======== Document extract ========

1. A cuboid is made up of six rectangles, each of the rectangles is called the face. In the figure above, ABFE, DAEH, DCGH, CBFG, ABCD and EFGH are the 6 faces of cuboid.

2. Base of cuboid – Any face of a cuboid may be called as the base of cuboid.

3. Edges – The edge of the cuboid is a line segment between any two adjacent vertices.

There are 12 edges. AB, AD, AE, HD, HE, HG, GF, GC, FE, FB, EF and CD

Opposite edges of a cuboid are equal.

4. Vertices – The point of intersection of the 3 edges of a cuboid is called the vertex of a cuboid.

A cuboid has 8 vertices

A, B, C, D, E, F, G, H

“All of a cuboid corners (vertices) are 90 degree angles”

5. Diagonal of cuboid – The length of diagonal of the cuboid of given by :

Diagonal of the cuboid $ = \sqrt {({l^2} + {b^2} + {h^2})} $

$HG = 11cm$

$FG = 4cm$

$BF = 8cm$

We have to find AG

In $\Delta EFG,$ angle $EFG = 90^\circ $

Because we know that “all of a cuboids”

And it is given that

$EF = 11cm$ (as opposite sides are equal)

$FG = 4cm$ (given)

So by using Pythagoras theorem we will find EG.

As EG is hypotenuse of triangle EFG so,

$E{G^2} = E{F^2} + F{G^2}$

$E{G^2} = {11^2} + {4^2}$

$E{G^2} = 137$

or

$EG = \sqrt {137} cm$ …..(1)

Now,

In $\Delta AEG,$ angle $AEG = 90^\circ $ (vertex of cuboid)

$AE = 8cm$ (given)

$EG = \sqrt {137} cm$ [from equation (1)]

So we can apply Pythagoras theorem in this triangle.

======== Collected data ========

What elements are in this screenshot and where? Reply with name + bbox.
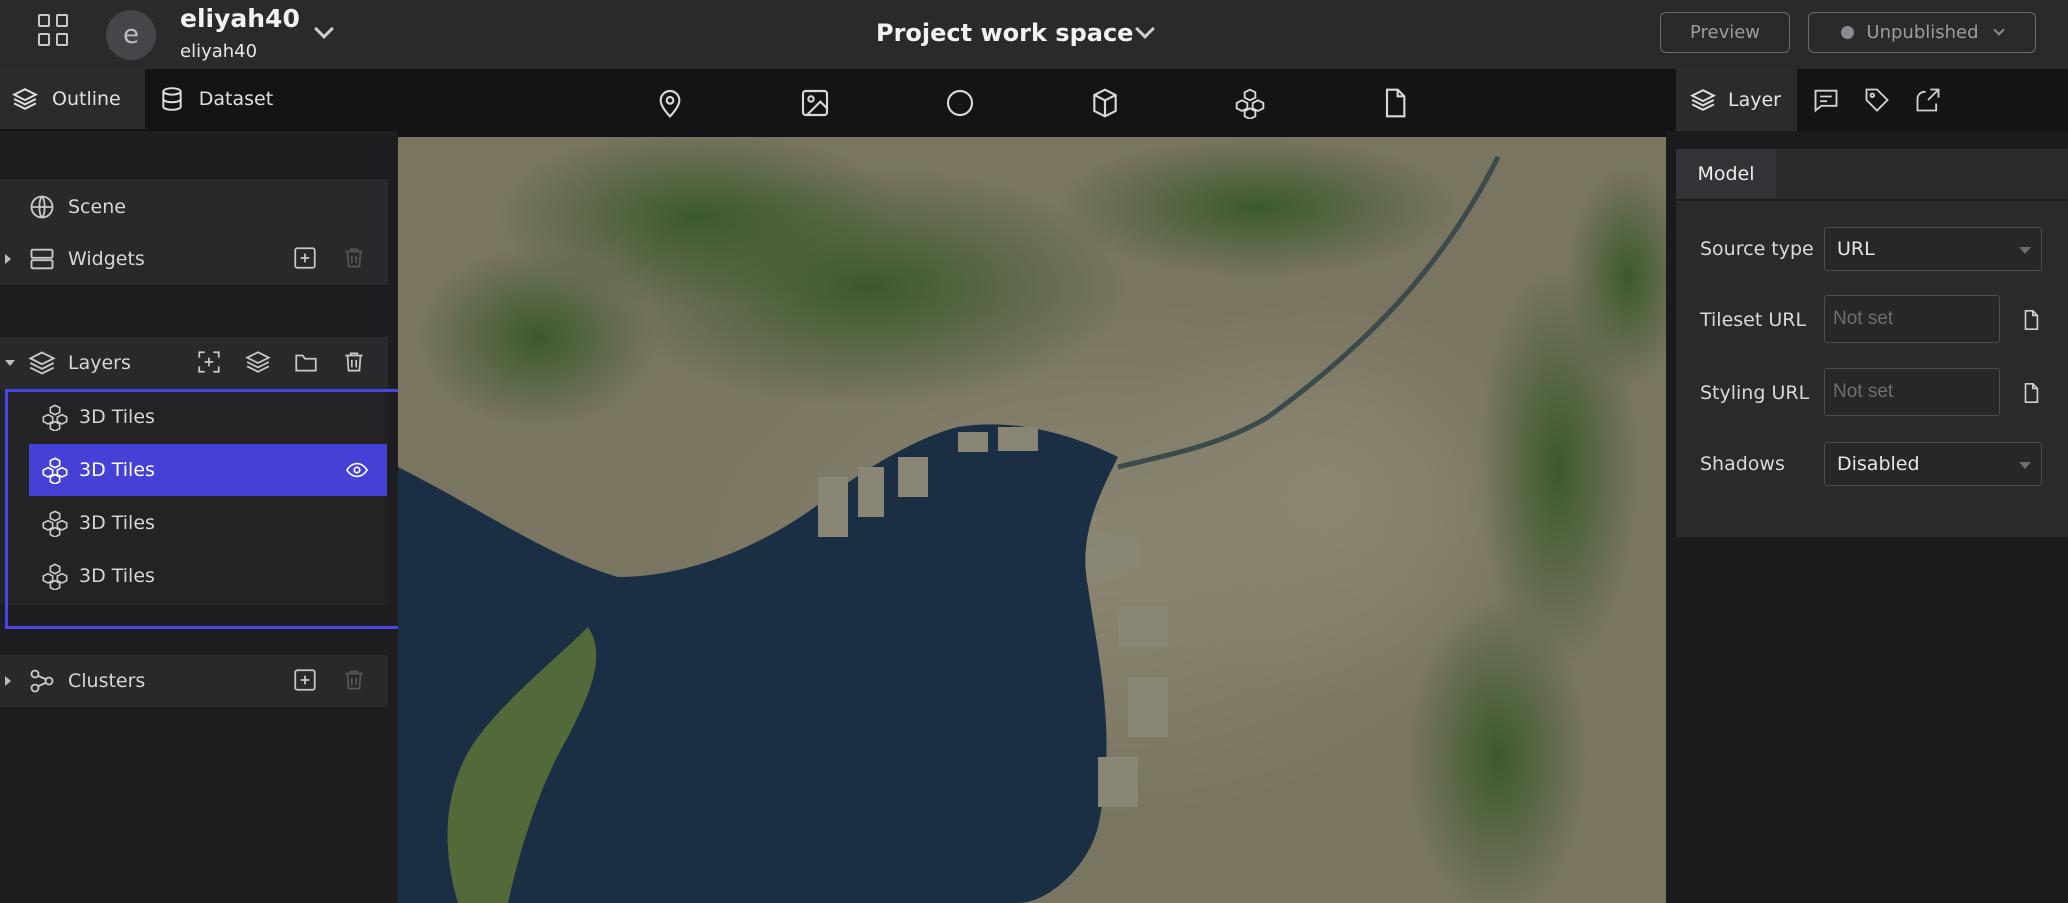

========

- [Exercise requirements] Reproduce the passage of the cuboid text above between "Because we know" and "will find EG.", inclusive, keeping every character unchanged.

- [Exercise output]
Because we know that “all of a cuboids”

And it is given that

$EF = 11cm$ (as opposite sides are equal)

$FG = 4cm$ (given)

So by using Pythagoras theorem we will find EG.